> [Stated goal]:
Would you write out the listing verbatim and skip every picture in it?

(Dataset records on visual material)
----------------

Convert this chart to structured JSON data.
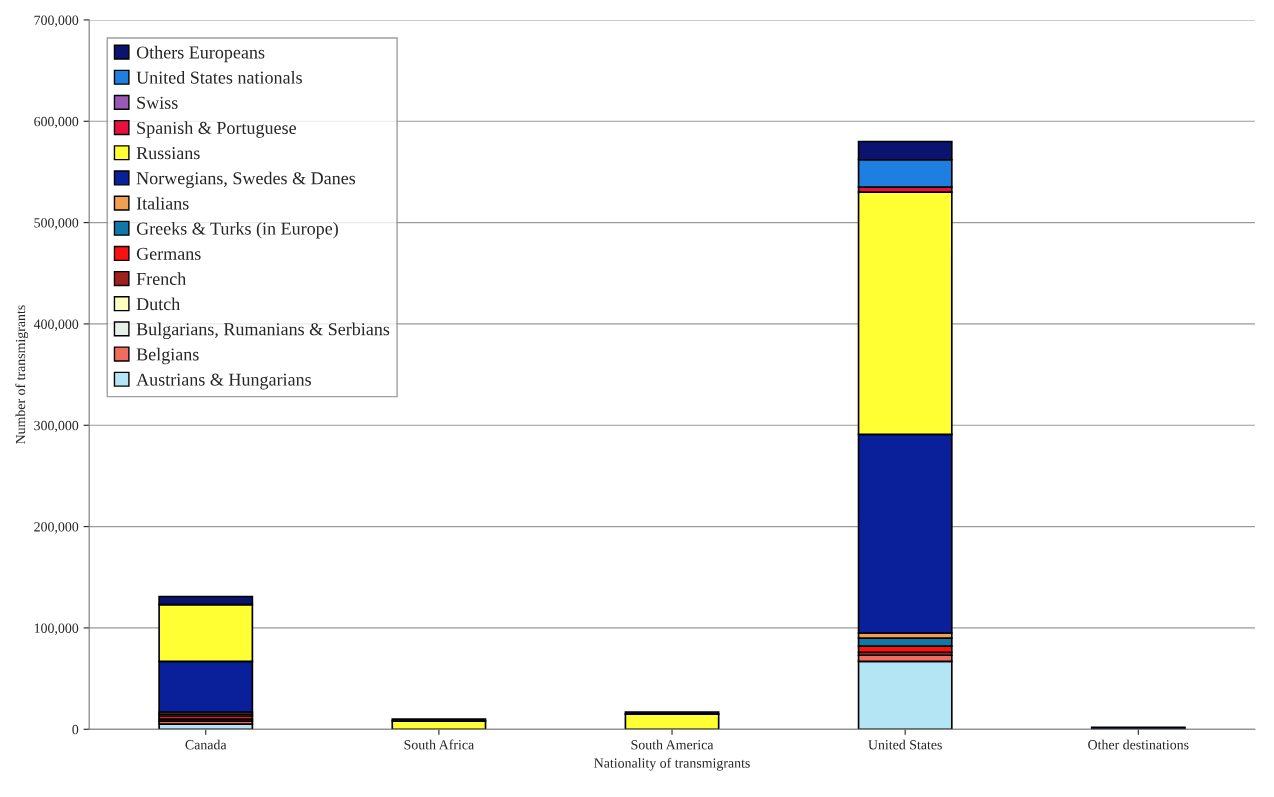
{
  "chart_data": {
    "type": "bar",
    "stacked": true,
    "xlabel": "Nationality of transmigrants",
    "ylabel": "Number of transmigrants",
    "categories": [
      "Canada",
      "South Africa",
      "South America",
      "United States",
      "Other destinations"
    ],
    "series": [
      {
        "name": "Austrians & Hungarians",
        "color": "#b3e5f5",
        "values": [
          5000,
          null,
          null,
          67000,
          null
        ]
      },
      {
        "name": "Belgians",
        "color": "#f06c5c",
        "values": [
          3000,
          null,
          null,
          6000,
          null
        ]
      },
      {
        "name": "Bulgarians, Rumanians & Serbians",
        "color": "#e6f0e6",
        "values": [
          null,
          null,
          null,
          null,
          null
        ]
      },
      {
        "name": "Dutch",
        "color": "#ffffc0",
        "values": [
          null,
          null,
          null,
          null,
          null
        ]
      },
      {
        "name": "French",
        "color": "#a0201c",
        "values": [
          2000,
          null,
          null,
          3000,
          null
        ]
      },
      {
        "name": "Germans",
        "color": "#ff1010",
        "values": [
          3000,
          null,
          null,
          6000,
          null
        ]
      },
      {
        "name": "Greeks & Turks (in Europe)",
        "color": "#1078a8",
        "values": [
          2000,
          null,
          null,
          8000,
          null
        ]
      },
      {
        "name": "Italians",
        "color": "#f0a050",
        "values": [
          2000,
          null,
          null,
          5000,
          null
        ]
      },
      {
        "name": "Norwegians, Swedes & Danes",
        "color": "#0a1f9a",
        "values": [
          50000,
          null,
          null,
          196000,
          null
        ]
      },
      {
        "name": "Russians",
        "color": "#ffff33",
        "values": [
          56000,
          8000,
          15000,
          239000,
          null
        ]
      },
      {
        "name": "Spanish & Portuguese",
        "color": "#e8103c",
        "values": [
          null,
          null,
          null,
          5000,
          null
        ]
      },
      {
        "name": "Swiss",
        "color": "#9b59b6",
        "values": [
          null,
          null,
          null,
          null,
          null
        ]
      },
      {
        "name": "United States nationals",
        "color": "#1e7fe0",
        "values": [
          null,
          null,
          null,
          27000,
          null
        ]
      },
      {
        "name": "Others Europeans",
        "color": "#0a1470",
        "values": [
          8000,
          2000,
          2000,
          18000,
          2000
        ]
      }
    ],
    "ylim": [
      0,
      700000
    ],
    "yticks": [
      0,
      {
        "value": 100000,
        "label": "100,000"
      },
      {
        "value": 200000,
        "label": "200,000"
      },
      {
        "value": 300000,
        "label": "300,000"
      },
      {
        "value": 400000,
        "label": "400,000"
      },
      {
        "value": 500000,
        "label": "500,000"
      },
      {
        "value": 600000,
        "label": "600,000"
      },
      {
        "value": 700000,
        "label": "700,000"
      }
    ],
    "grid": "y",
    "legend": "top left"
  }
}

----------------

> [The result]:
Convert this chart to structured JSON data.
{
  "chart_data": {
    "type": "bar",
    "stacked": true,
    "xlabel": "Nationality of transmigrants",
    "ylabel": "Number of transmigrants",
    "categories": [
      "Canada",
      "South Africa",
      "South America",
      "United States",
      "Other destinations"
    ],
    "series": [
      {
        "name": "Austrians & Hungarians",
        "color": "#b3e5f5",
        "values": [
          5000,
          null,
          null,
          67000,
          null
        ]
      },
      {
        "name": "Belgians",
        "color": "#f06c5c",
        "values": [
          3000,
          null,
          null,
          6000,
          null
        ]
      },
      {
        "name": "Bulgarians, Rumanians & Serbians",
        "color": "#e6f0e6",
        "values": [
          null,
          null,
          null,
          null,
          null
        ]
      },
      {
        "name": "Dutch",
        "color": "#ffffc0",
        "values": [
          null,
          null,
          null,
          null,
          null
        ]
      },
      {
        "name": "French",
        "color": "#a0201c",
        "values": [
          2000,
          null,
          null,
          3000,
          null
        ]
      },
      {
        "name": "Germans",
        "color": "#ff1010",
        "values": [
          3000,
          null,
          null,
          6000,
          null
        ]
      },
      {
        "name": "Greeks & Turks (in Europe)",
        "color": "#1078a8",
        "values": [
          2000,
          null,
          null,
          8000,
          null
        ]
      },
      {
        "name": "Italians",
        "color": "#f0a050",
        "values": [
          2000,
          null,
          null,
          5000,
          null
        ]
      },
      {
        "name": "Norwegians, Swedes & Danes",
        "color": "#0a1f9a",
        "values": [
          50000,
          null,
          null,
          196000,
          null
        ]
      },
      {
        "name": "Russians",
        "color": "#ffff33",
        "values": [
          56000,
          8000,
          15000,
          239000,
          null
        ]
      },
      {
        "name": "Spanish & Portuguese",
        "color": "#e8103c",
        "values": [
          null,
          null,
          null,
          5000,
          null
        ]
      },
      {
        "name": "Swiss",
        "color": "#9b59b6",
        "values": [
          null,
          null,
          null,
          null,
          null
        ]
      },
      {
        "name": "United States nationals",
        "color": "#1e7fe0",
        "values": [
          null,
          null,
          null,
          27000,
          null
        ]
      },
      {
        "name": "Others Europeans",
        "color": "#0a1470",
        "values": [
          8000,
          2000,
          2000,
          18000,
          2000
        ]
      }
    ],
    "ylim": [
      0,
      700000
    ],
    "yticks": [
      0,
      {
        "value": 100000,
        "label": "100,000"
      },
      {
        "value": 200000,
        "label": "200,000"
      },
      {
        "value": 300000,
        "label": "300,000"
      },
      {
        "value": 400000,
        "label": "400,000"
      },
      {
        "value": 500000,
        "label": "500,000"
      },
      {
        "value": 600000,
        "label": "600,000"
      },
      {
        "value": 700000,
        "label": "700,000"
      }
    ],
    "grid": "y",
    "legend": "top left"
  }
}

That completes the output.